* BEGIN *

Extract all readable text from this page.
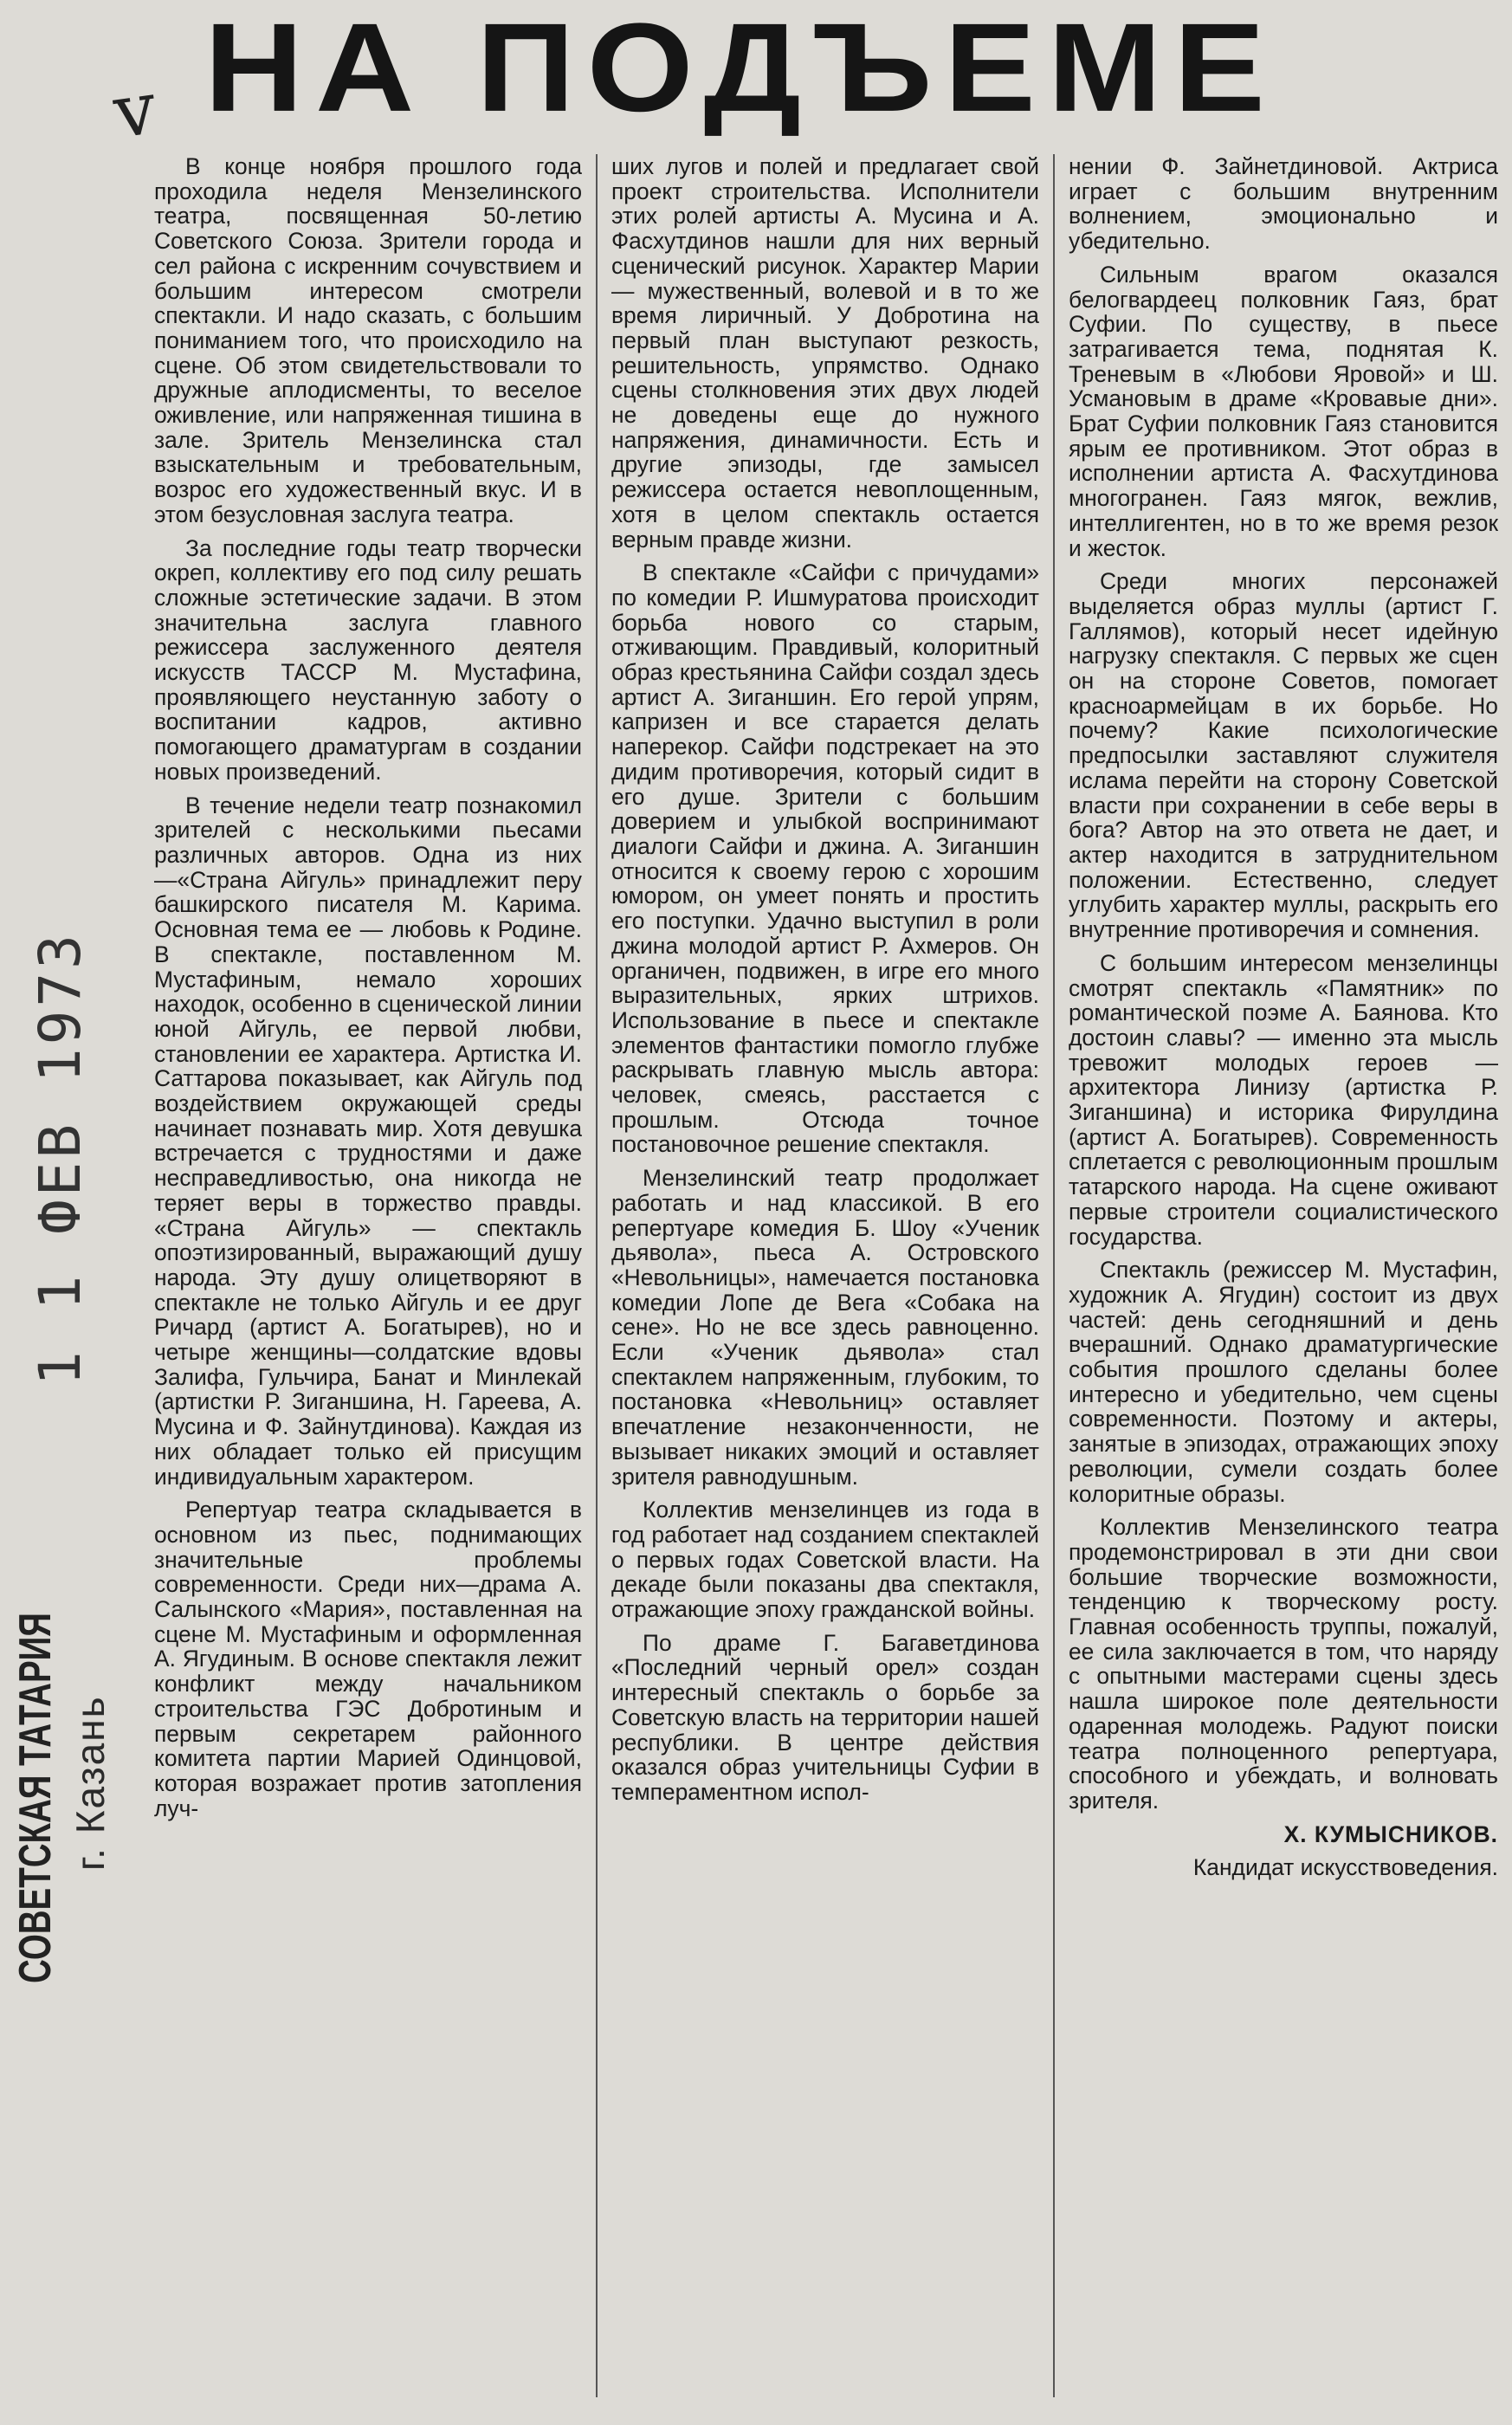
НА ПОДЪЕМЕ
v
1 1 ФЕВ 1973
СОВЕТСКАЯ ТАТАРИЯ г. Казань

В конце ноября прошлого года проходила неделя Мензелинского театра, посвященная 50-летию Советского Союза. Зрители города и сел района с искренним сочувствием и большим интересом смотрели спектакли. И надо сказать, с большим пониманием того, что происходило на сцене. Об этом свидетельствовали то дружные аплодисменты, то веселое оживление, или напряженная тишина в зале. Зритель Мензелинска стал взыскательным и требовательным, возрос его художественный вкус. И в этом безусловная заслуга театра.

За последние годы театр творчески окреп, коллективу его под силу решать сложные эстетические задачи. В этом значительна заслуга главного режиссера заслуженного деятеля искусств ТАССР М. Мустафина, проявляющего неустанную заботу о воспитании кадров, активно помогающего драматургам в создании новых произведений.

В течение недели театр познакомил зрителей с несколькими пьесами различных авторов. Одна из них—«Страна Айгуль» принадлежит перу башкирского писателя М. Карима. Основная тема ее — любовь к Родине. В спектакле, поставленном М. Мустафиным, немало хороших находок, особенно в сценической линии юной Айгуль, ее первой любви, становлении ее характера. Артистка И. Саттарова показывает, как Айгуль под воздействием окружающей среды начинает познавать мир. Хотя девушка встречается с трудностями и даже несправедливостью, она никогда не теряет веры в торжество правды. «Страна Айгуль» — спектакль опоэтизированный, выражающий душу народа. Эту душу олицетворяют в спектакле не только Айгуль и ее друг Ричард (артист А. Богатырев), но и четыре женщины—солдатские вдовы Залифа, Гульчира, Банат и Минлекай (артистки Р. Зиганшина, Н. Гареева, А. Мусина и Ф. Зайнутдинова). Каждая из них обладает только ей присущим индивидуальным характером.

Репертуар театра складывается в основном из пьес, поднимающих значительные проблемы современности. Среди них—драма А. Салынского «Мария», поставленная на сцене М. Мустафиным и оформленная А. Ягудиным. В основе спектакля лежит конфликт между начальником строительства ГЭС Добротиным и первым секретарем районного комитета партии Марией Одинцовой, которая возражает против затопления луч-

ших лугов и полей и предлагает свой проект строительства. Исполнители этих ролей артисты А. Мусина и А. Фасхутдинов нашли для них верный сценический рисунок. Характер Марии — мужественный, волевой и в то же время лиричный. У Добротина на первый план выступают резкость, решительность, упрямство. Однако сцены столкновения этих двух людей не доведены еще до нужного напряжения, динамичности. Есть и другие эпизоды, где замысел режиссера остается невоплощенным, хотя в целом спектакль остается верным правде жизни.

В спектакле «Сайфи с причудами» по комедии Р. Ишмуратова происходит борьба нового со старым, отживающим. Правдивый, колоритный образ крестьянина Сайфи создал здесь артист А. Зиганшин. Его герой упрям, капризен и все старается делать наперекор. Сайфи подстрекает на это дидим противоречия, который сидит в его душе. Зрители с большим доверием и улыбкой воспринимают диалоги Сайфи и джина. А. Зиганшин относится к своему герою с хорошим юмором, он умеет понять и простить его поступки. Удачно выступил в роли джина молодой артист Р. Ахмеров. Он органичен, подвижен, в игре его много выразительных, ярких штрихов. Использование в пьесе и спектакле элементов фантастики помогло глубже раскрывать главную мысль автора: человек, смеясь, расстается с прошлым. Отсюда точное постановочное решение спектакля.

Мензелинский театр продолжает работать и над классикой. В его репертуаре комедия Б. Шоу «Ученик дьявола», пьеса А. Островского «Невольницы», намечается постановка комедии Лопе де Вега «Собака на сене». Но не все здесь равноценно. Если «Ученик дьявола» стал спектаклем напряженным, глубоким, то постановка «Невольниц» оставляет впечатление незаконченности, не вызывает никаких эмоций и оставляет зрителя равнодушным.

Коллектив мензелинцев из года в год работает над созданием спектаклей о первых годах Советской власти. На декаде были показаны два спектакля, отражающие эпоху гражданской войны.

По драме Г. Багаветдинова «Последний черный орел» создан интересный спектакль о борьбе за Советскую власть на территории нашей республики. В центре действия оказался образ учительницы Суфии в темпераментном испол-

нении Ф. Зайнетдиновой. Актриса играет с большим внутренним волнением, эмоционально и убедительно.

Сильным врагом оказался белогвардеец полковник Гаяз, брат Суфии. По существу, в пьесе затрагивается тема, поднятая К. Треневым в «Любови Яровой» и Ш. Усмановым в драме «Кровавые дни». Брат Суфии полковник Гаяз становится ярым ее противником. Этот образ в исполнении артиста А. Фасхутдинова многогранен. Гаяз мягок, вежлив, интеллигентен, но в то же время резок и жесток.

Среди многих персонажей выделяется образ муллы (артист Г. Галлямов), который несет идейную нагрузку спектакля. С первых же сцен он на стороне Советов, помогает красноармейцам в их борьбе. Но почему? Какие психологические предпосылки заставляют служителя ислама перейти на сторону Советской власти при сохранении в себе веры в бога? Автор на это ответа не дает, и актер находится в затруднительном положении. Естественно, следует углубить характер муллы, раскрыть его внутренние противоречия и сомнения.

С большим интересом мензелинцы смотрят спектакль «Памятник» по романтической поэме А. Баянова. Кто достоин славы? — именно эта мысль тревожит молодых героев — архитектора Линизу (артистка Р. Зиганшина) и историка Фирулдина (артист А. Богатырев). Современность сплетается с революционным прошлым татарского народа. На сцене оживают первые строители социалистического государства.

Спектакль (режиссер М. Мустафин, художник А. Ягудин) состоит из двух частей: день сегодняшний и день вчерашний. Однако драматургические события прошлого сделаны более интересно и убедительно, чем сцены современности. Поэтому и актеры, занятые в эпизодах, отражающих эпоху революции, сумели создать более колоритные образы.

Коллектив Мензелинского театра продемонстрировал в эти дни свои большие творческие возможности, тенденцию к творческому росту. Главная особенность труппы, пожалуй, ее сила заключается в том, что наряду с опытными мастерами сцены здесь нашла широкое поле деятельности одаренная молодежь. Радуют поиски театра полноценного репертуара, способного и убеждать, и волновать зрителя.

Х. КУМЫСНИКОВ.

Кандидат искусствоведения.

* END *

→ Your objective
Check all the records above and select each line where the string "убедительно" is found.

→ Answer for the task
нении Ф. Зайнетдиновой. Актриса играет с большим внутренним волнением, эмоционально и убедительно.
Спектакль (режиссер М. Мустафин, художник А. Ягудин) состоит из двух частей: день сегодняшний и день вчерашний. Однако драматургические события прошлого сделаны более интересно и убедительно, чем сцены современности. Поэтому и актеры, занятые в эпизодах, отражающих эпоху революции, сумели создать более колоритные образы.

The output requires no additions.